- **Structured figure records**
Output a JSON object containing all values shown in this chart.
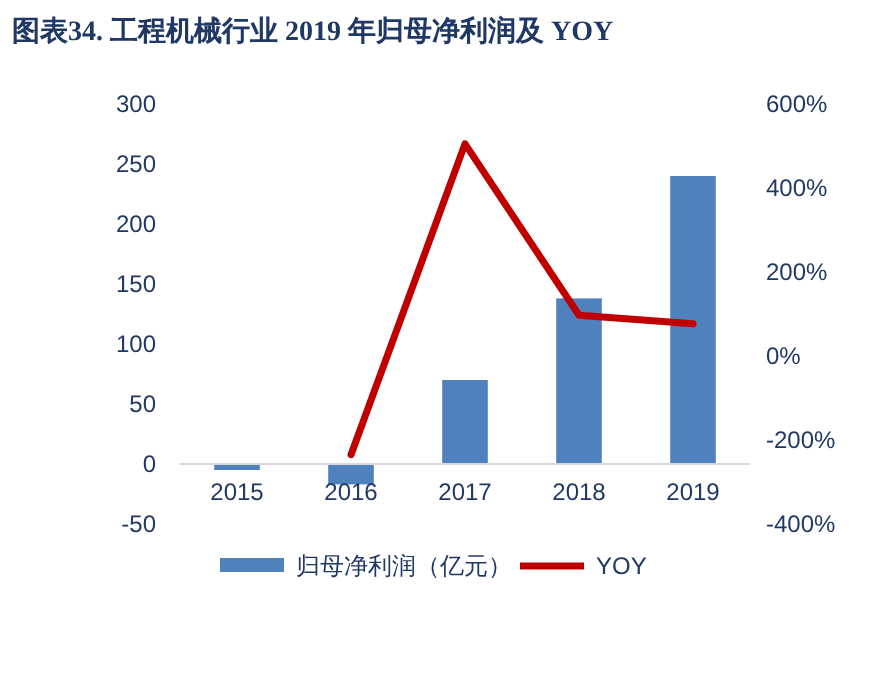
{
  "chart_data": {
    "type": "bar",
    "title": "图表34.  工程机械行业 2019 年归母净利润及 YOY",
    "categories": [
      "2015",
      "2016",
      "2017",
      "2018",
      "2019"
    ],
    "series": [
      {
        "name": "归母净利润（亿元）",
        "color": "#4f81bd",
        "values": [
          -5,
          -17,
          70,
          138,
          240
        ]
      },
      {
        "name": "YOY",
        "type": "line",
        "axis": "y2",
        "color": "#c00000",
        "values": [
          null,
          -235,
          505,
          97,
          77
        ]
      }
    ],
    "ylim": [
      -50,
      300
    ],
    "yticks": [
      -50,
      0,
      50,
      100,
      150,
      200,
      250,
      300
    ],
    "y2lim": [
      -400,
      600
    ],
    "y2ticks": [
      {
        "value": -400,
        "label": "-400%"
      },
      {
        "value": -200,
        "label": "-200%"
      },
      {
        "value": 0,
        "label": "0%"
      },
      {
        "value": 200,
        "label": "200%"
      },
      {
        "value": 400,
        "label": "400%"
      },
      {
        "value": 600,
        "label": "600%"
      }
    ],
    "legend": "bottom",
    "grid": false
  }
}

- **What to do**
Write the entries above out in full, exactly, with no images.

- **Exercise result**
Output a JSON object containing all values shown in this chart.
{
  "chart_data": {
    "type": "bar",
    "title": "图表34.  工程机械行业 2019 年归母净利润及 YOY",
    "categories": [
      "2015",
      "2016",
      "2017",
      "2018",
      "2019"
    ],
    "series": [
      {
        "name": "归母净利润（亿元）",
        "color": "#4f81bd",
        "values": [
          -5,
          -17,
          70,
          138,
          240
        ]
      },
      {
        "name": "YOY",
        "type": "line",
        "axis": "y2",
        "color": "#c00000",
        "values": [
          null,
          -235,
          505,
          97,
          77
        ]
      }
    ],
    "ylim": [
      -50,
      300
    ],
    "yticks": [
      -50,
      0,
      50,
      100,
      150,
      200,
      250,
      300
    ],
    "y2lim": [
      -400,
      600
    ],
    "y2ticks": [
      {
        "value": -400,
        "label": "-400%"
      },
      {
        "value": -200,
        "label": "-200%"
      },
      {
        "value": 0,
        "label": "0%"
      },
      {
        "value": 200,
        "label": "200%"
      },
      {
        "value": 400,
        "label": "400%"
      },
      {
        "value": 600,
        "label": "600%"
      }
    ],
    "legend": "bottom",
    "grid": false
  }
}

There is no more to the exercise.